**What is being asked**
Set down the material below word for word, excluding the pictures.

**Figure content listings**
..............................

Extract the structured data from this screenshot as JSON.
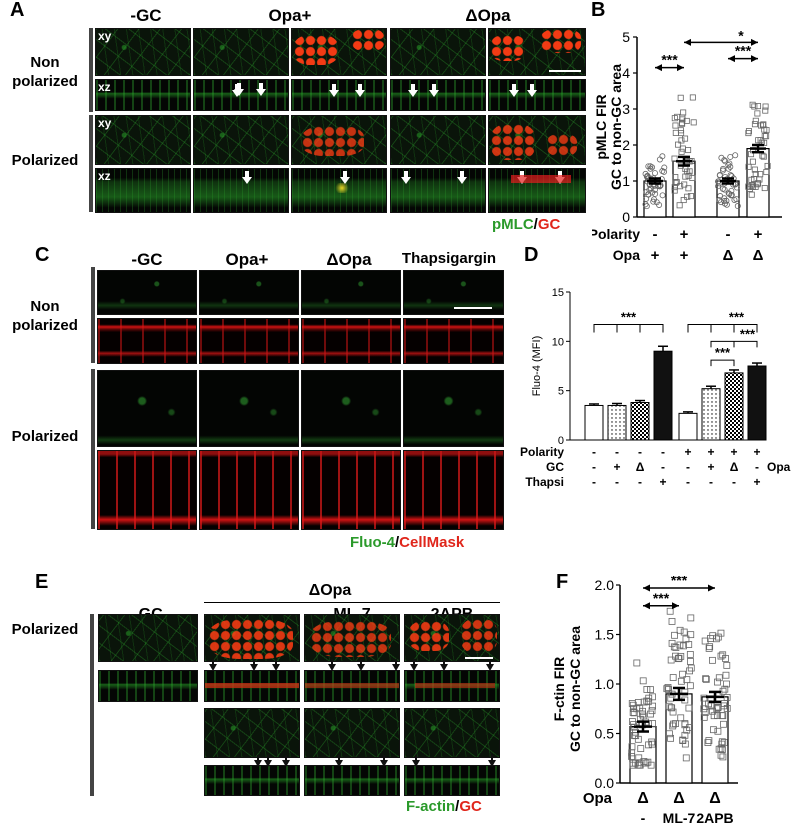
{
  "panels": {
    "A": {
      "letter": "A",
      "columns": [
        "-GC",
        "Opa+",
        "ΔOpa"
      ],
      "rows": [
        "Non polarized",
        "Polarized"
      ],
      "view_labels": {
        "xy": "xy",
        "xz": "xz"
      },
      "legend_green": "pMLC",
      "legend_sep": "/",
      "legend_red": "GC"
    },
    "C": {
      "letter": "C",
      "columns": [
        "-GC",
        "Opa+",
        "ΔOpa",
        "Thapsigargin"
      ],
      "rows": [
        "Non polarized",
        "Polarized"
      ],
      "legend_green": "Fluo-4",
      "legend_sep": "/",
      "legend_red": "CellMask"
    },
    "E": {
      "letter": "E",
      "group_label": "ΔOpa",
      "columns": [
        "-GC",
        "-",
        "ML-7",
        "2APB"
      ],
      "row": "Polarized",
      "legend_green": "F-actin",
      "legend_sep": "/",
      "legend_red": "GC"
    },
    "B": {
      "letter": "B"
    },
    "D": {
      "letter": "D"
    },
    "F": {
      "letter": "F"
    }
  },
  "chart_data": [
    {
      "id": "B",
      "type": "bar",
      "ylabel": "pMLC FIR\nGC to non-GC area",
      "ylim": [
        0,
        5
      ],
      "yticks": [
        "0",
        "1",
        "2",
        "3",
        "4",
        "5"
      ],
      "values": [
        1.0,
        1.55,
        1.0,
        1.9
      ],
      "errors": [
        0.07,
        0.12,
        0.07,
        0.1
      ],
      "scatter_marker": "open-circle / open-square",
      "condition_rows": [
        {
          "label": "Polarity",
          "values": [
            "-",
            "+",
            "-",
            "+"
          ]
        },
        {
          "label": "Opa",
          "values": [
            "+",
            "+",
            "Δ",
            "Δ"
          ]
        }
      ],
      "significance": [
        {
          "pair": [
            0,
            1
          ],
          "label": "***"
        },
        {
          "pair": [
            1,
            3
          ],
          "label": "*"
        },
        {
          "pair": [
            2,
            3
          ],
          "label": "***"
        }
      ]
    },
    {
      "id": "D",
      "type": "bar",
      "ylabel": "Fluo-4 (MFI)",
      "ylim": [
        0,
        15
      ],
      "yticks": [
        "0",
        "5",
        "10",
        "15"
      ],
      "values": [
        3.5,
        3.5,
        3.8,
        9.0,
        2.7,
        5.2,
        6.8,
        7.5
      ],
      "errors": [
        0.15,
        0.2,
        0.2,
        0.5,
        0.15,
        0.25,
        0.3,
        0.3
      ],
      "fills": [
        "white",
        "dots",
        "checker",
        "black",
        "white",
        "dots",
        "checker",
        "black"
      ],
      "condition_rows": [
        {
          "label": "Polarity",
          "values": [
            "-",
            "-",
            "-",
            "-",
            "+",
            "+",
            "+",
            "+"
          ]
        },
        {
          "label": "GC",
          "values": [
            "-",
            "+",
            "Δ",
            "-",
            "-",
            "+",
            "Δ",
            "-"
          ],
          "suffix": "Opa"
        },
        {
          "label": "Thapsi",
          "values": [
            "-",
            "-",
            "-",
            "+",
            "-",
            "-",
            "-",
            "+"
          ]
        }
      ],
      "significance_labels": [
        "***",
        "***",
        "***",
        "***"
      ]
    },
    {
      "id": "F",
      "type": "bar",
      "ylabel": "F-ctin FIR\nGC to non-GC area",
      "ylim": [
        0,
        2.0
      ],
      "yticks": [
        "0.0",
        "0.5",
        "1.0",
        "1.5",
        "2.0"
      ],
      "values": [
        0.57,
        0.9,
        0.87
      ],
      "errors": [
        0.05,
        0.06,
        0.05
      ],
      "opa_label": "Opa",
      "categories_top": [
        "Δ",
        "Δ",
        "Δ"
      ],
      "categories_bottom": [
        "-",
        "ML-7",
        "2APB"
      ],
      "significance": [
        {
          "pair": [
            0,
            1
          ],
          "label": "***"
        },
        {
          "pair": [
            0,
            2
          ],
          "label": "***"
        }
      ]
    }
  ]
}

..............................

**Answer in full**
Extract the structured data from this screenshot as JSON.
{
  "panels": {
    "A": {
      "letter": "A",
      "columns": [
        "-GC",
        "Opa+",
        "ΔOpa"
      ],
      "rows": [
        "Non polarized",
        "Polarized"
      ],
      "view_labels": {
        "xy": "xy",
        "xz": "xz"
      },
      "legend_green": "pMLC",
      "legend_sep": "/",
      "legend_red": "GC"
    },
    "C": {
      "letter": "C",
      "columns": [
        "-GC",
        "Opa+",
        "ΔOpa",
        "Thapsigargin"
      ],
      "rows": [
        "Non polarized",
        "Polarized"
      ],
      "legend_green": "Fluo-4",
      "legend_sep": "/",
      "legend_red": "CellMask"
    },
    "E": {
      "letter": "E",
      "group_label": "ΔOpa",
      "columns": [
        "-GC",
        "-",
        "ML-7",
        "2APB"
      ],
      "row": "Polarized",
      "legend_green": "F-actin",
      "legend_sep": "/",
      "legend_red": "GC"
    },
    "B": {
      "letter": "B"
    },
    "D": {
      "letter": "D"
    },
    "F": {
      "letter": "F"
    }
  },
  "chart_data": [
    {
      "id": "B",
      "type": "bar",
      "ylabel": "pMLC FIR\nGC to non-GC area",
      "ylim": [
        0,
        5
      ],
      "yticks": [
        "0",
        "1",
        "2",
        "3",
        "4",
        "5"
      ],
      "values": [
        1.0,
        1.55,
        1.0,
        1.9
      ],
      "errors": [
        0.07,
        0.12,
        0.07,
        0.1
      ],
      "scatter_marker": "open-circle / open-square",
      "condition_rows": [
        {
          "label": "Polarity",
          "values": [
            "-",
            "+",
            "-",
            "+"
          ]
        },
        {
          "label": "Opa",
          "values": [
            "+",
            "+",
            "Δ",
            "Δ"
          ]
        }
      ],
      "significance": [
        {
          "pair": [
            0,
            1
          ],
          "label": "***"
        },
        {
          "pair": [
            1,
            3
          ],
          "label": "*"
        },
        {
          "pair": [
            2,
            3
          ],
          "label": "***"
        }
      ]
    },
    {
      "id": "D",
      "type": "bar",
      "ylabel": "Fluo-4 (MFI)",
      "ylim": [
        0,
        15
      ],
      "yticks": [
        "0",
        "5",
        "10",
        "15"
      ],
      "values": [
        3.5,
        3.5,
        3.8,
        9.0,
        2.7,
        5.2,
        6.8,
        7.5
      ],
      "errors": [
        0.15,
        0.2,
        0.2,
        0.5,
        0.15,
        0.25,
        0.3,
        0.3
      ],
      "fills": [
        "white",
        "dots",
        "checker",
        "black",
        "white",
        "dots",
        "checker",
        "black"
      ],
      "condition_rows": [
        {
          "label": "Polarity",
          "values": [
            "-",
            "-",
            "-",
            "-",
            "+",
            "+",
            "+",
            "+"
          ]
        },
        {
          "label": "GC",
          "values": [
            "-",
            "+",
            "Δ",
            "-",
            "-",
            "+",
            "Δ",
            "-"
          ],
          "suffix": "Opa"
        },
        {
          "label": "Thapsi",
          "values": [
            "-",
            "-",
            "-",
            "+",
            "-",
            "-",
            "-",
            "+"
          ]
        }
      ],
      "significance_labels": [
        "***",
        "***",
        "***",
        "***"
      ]
    },
    {
      "id": "F",
      "type": "bar",
      "ylabel": "F-ctin FIR\nGC to non-GC area",
      "ylim": [
        0,
        2.0
      ],
      "yticks": [
        "0.0",
        "0.5",
        "1.0",
        "1.5",
        "2.0"
      ],
      "values": [
        0.57,
        0.9,
        0.87
      ],
      "errors": [
        0.05,
        0.06,
        0.05
      ],
      "opa_label": "Opa",
      "categories_top": [
        "Δ",
        "Δ",
        "Δ"
      ],
      "categories_bottom": [
        "-",
        "ML-7",
        "2APB"
      ],
      "significance": [
        {
          "pair": [
            0,
            1
          ],
          "label": "***"
        },
        {
          "pair": [
            0,
            2
          ],
          "label": "***"
        }
      ]
    }
  ]
}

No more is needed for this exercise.